WHAT IS NEEDED:
Extract each line from the entries below that has the string "специальной" in it.

MATERIALS PROVIDED:
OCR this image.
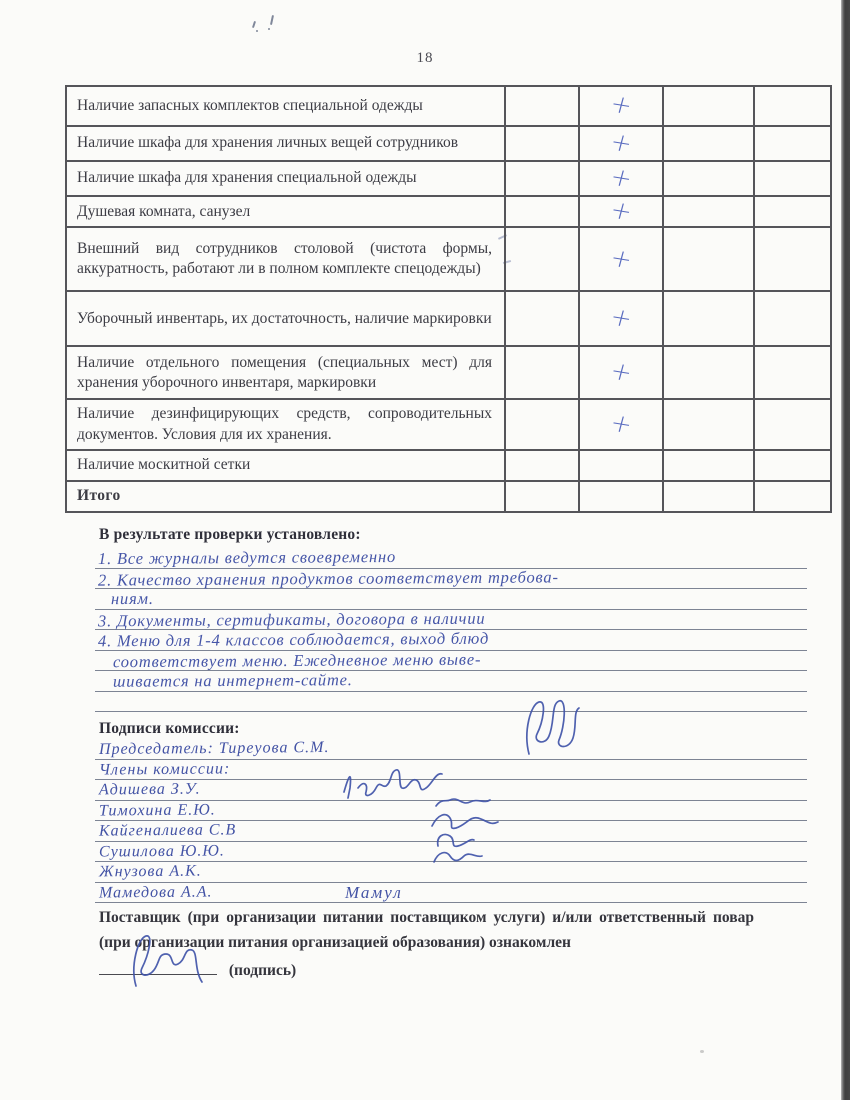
18
Наличие запасных комплектов специальной одежды		+		
Наличие шкафа для хранения личных вещей сотрудников		+		
Наличие шкафа для хранения специальной одежды		+		
Душевая комната, санузел		+		
Внешний вид сотрудников столовой (чистота формы, аккуратность, работают ли в полном комплекте спецодежды)		+		
Уборочный инвентарь, их достаточность, наличие маркировки		+		
Наличие отдельного помещения (специальных мест) для хранения уборочного инвентаря, маркировки		+		
Наличие дезинфицирующих средств, сопроводительных документов. Условия для их хранения.		+		
Наличие москитной сетки				
Итого				
В результате проверки установлено:
1. Все журналы ведутся своевременно
2. Качество хранения продуктов соответствует требова-
ниям.
3. Документы, сертификаты, договора в наличии
4. Меню для 1-4 классов соблюдается, выход блюд
соответствует меню. Ежедневное меню выве-
шивается на интернет-сайте.
Подписи комиссии:
Председатель: Тиреуова С.М.
Члены комиссии:
Адишева З.У.
Тимохина Е.Ю.
Кайгеналиева С.В
Сушилова Ю.Ю.
Жнузова А.К.
Мамедова А.А.	Мамул
Поставщик (при организации питании поставщиком услуги) и/или ответственный повар (при организации питания организацией образования) ознакомлен
(подпись)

ANSWER TO THE EXERCISE:
Наличие запасных комплектов специальной одежды		+		
Наличие шкафа для хранения специальной одежды		+		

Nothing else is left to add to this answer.